[Dataset records]
↓

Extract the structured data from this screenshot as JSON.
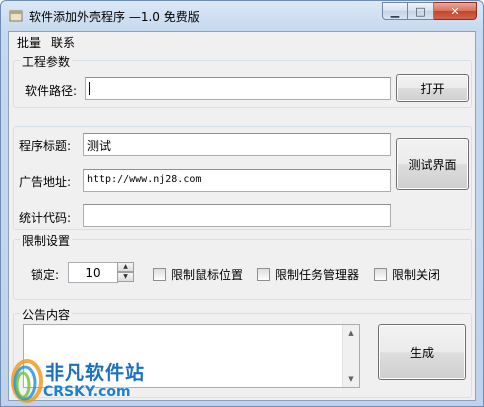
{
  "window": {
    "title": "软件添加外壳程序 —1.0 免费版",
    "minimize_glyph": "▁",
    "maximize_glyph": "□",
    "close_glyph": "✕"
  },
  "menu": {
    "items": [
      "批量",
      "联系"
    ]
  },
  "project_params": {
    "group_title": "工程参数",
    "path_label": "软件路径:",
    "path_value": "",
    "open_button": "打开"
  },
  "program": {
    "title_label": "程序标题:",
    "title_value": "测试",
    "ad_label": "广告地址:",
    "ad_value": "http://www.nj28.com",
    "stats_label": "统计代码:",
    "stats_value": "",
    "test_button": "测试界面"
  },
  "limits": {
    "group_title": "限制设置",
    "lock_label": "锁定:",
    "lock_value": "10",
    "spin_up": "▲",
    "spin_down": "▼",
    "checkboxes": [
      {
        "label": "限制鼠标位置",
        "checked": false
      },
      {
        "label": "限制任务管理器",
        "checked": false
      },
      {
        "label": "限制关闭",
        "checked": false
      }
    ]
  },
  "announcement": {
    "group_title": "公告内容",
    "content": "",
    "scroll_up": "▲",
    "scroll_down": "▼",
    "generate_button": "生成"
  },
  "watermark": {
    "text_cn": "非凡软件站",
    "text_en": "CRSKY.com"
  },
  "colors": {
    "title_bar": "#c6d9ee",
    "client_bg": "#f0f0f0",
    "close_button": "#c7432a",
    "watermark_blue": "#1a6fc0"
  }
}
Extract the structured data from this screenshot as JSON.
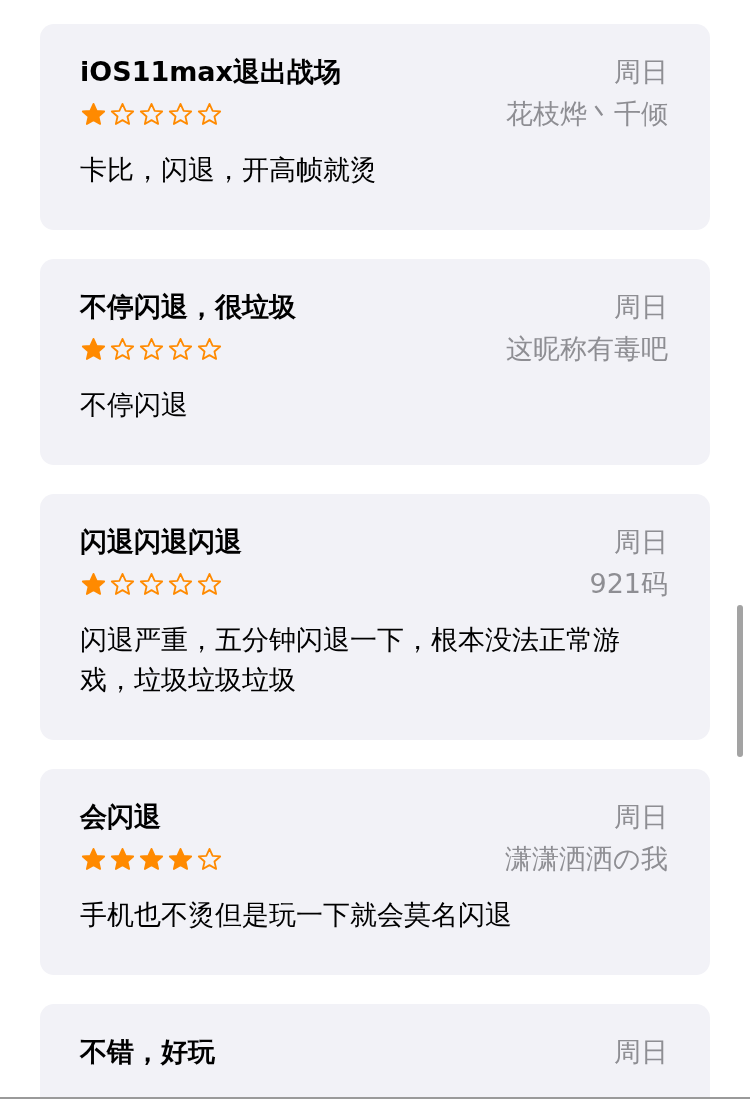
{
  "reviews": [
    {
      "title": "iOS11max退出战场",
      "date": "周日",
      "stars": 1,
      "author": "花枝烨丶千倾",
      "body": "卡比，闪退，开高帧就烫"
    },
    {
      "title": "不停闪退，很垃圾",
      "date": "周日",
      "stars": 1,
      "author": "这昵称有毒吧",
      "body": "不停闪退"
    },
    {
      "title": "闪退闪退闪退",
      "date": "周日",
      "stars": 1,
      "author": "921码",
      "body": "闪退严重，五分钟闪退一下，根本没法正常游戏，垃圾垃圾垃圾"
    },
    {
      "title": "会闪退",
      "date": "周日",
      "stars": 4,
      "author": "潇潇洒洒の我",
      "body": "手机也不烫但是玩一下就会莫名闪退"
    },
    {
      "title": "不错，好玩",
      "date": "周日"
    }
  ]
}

↑

GOAL OF THE EXERCISE
Reproduce the data verbatim. Do not carry any picture into the copy.

RESPONSE TO THIS EXERCISE
Extract the structured data from this screenshot as JSON.
{
  "window": {
    "title": "软件添加外壳程序 —1.0 免费版",
    "minimize_glyph": "▁",
    "maximize_glyph": "□",
    "close_glyph": "✕"
  },
  "menu": {
    "items": [
      "批量",
      "联系"
    ]
  },
  "project_params": {
    "group_title": "工程参数",
    "path_label": "软件路径:",
    "path_value": "",
    "open_button": "打开"
  },
  "program": {
    "title_label": "程序标题:",
    "title_value": "测试",
    "ad_label": "广告地址:",
    "ad_value": "http://www.nj28.com",
    "stats_label": "统计代码:",
    "stats_value": "",
    "test_button": "测试界面"
  },
  "limits": {
    "group_title": "限制设置",
    "lock_label": "锁定:",
    "lock_value": "10",
    "spin_up": "▲",
    "spin_down": "▼",
    "checkboxes": [
      {
        "label": "限制鼠标位置",
        "checked": false
      },
      {
        "label": "限制任务管理器",
        "checked": false
      },
      {
        "label": "限制关闭",
        "checked": false
      }
    ]
  },
  "announcement": {
    "group_title": "公告内容",
    "content": "",
    "scroll_up": "▲",
    "scroll_down": "▼",
    "generate_button": "生成"
  },
  "watermark": {
    "text_cn": "非凡软件站",
    "text_en": "CRSKY.com"
  },
  "colors": {
    "title_bar": "#c6d9ee",
    "client_bg": "#f0f0f0",
    "close_button": "#c7432a",
    "watermark_blue": "#1a6fc0"
  }
}
Extract the structured data from this screenshot as JSON.
{
  "reviews": [
    {
      "title": "iOS11max退出战场",
      "date": "周日",
      "stars": 1,
      "author": "花枝烨丶千倾",
      "body": "卡比，闪退，开高帧就烫"
    },
    {
      "title": "不停闪退，很垃圾",
      "date": "周日",
      "stars": 1,
      "author": "这昵称有毒吧",
      "body": "不停闪退"
    },
    {
      "title": "闪退闪退闪退",
      "date": "周日",
      "stars": 1,
      "author": "921码",
      "body": "闪退严重，五分钟闪退一下，根本没法正常游戏，垃圾垃圾垃圾"
    },
    {
      "title": "会闪退",
      "date": "周日",
      "stars": 4,
      "author": "潇潇洒洒の我",
      "body": "手机也不烫但是玩一下就会莫名闪退"
    },
    {
      "title": "不错，好玩",
      "date": "周日"
    }
  ]
}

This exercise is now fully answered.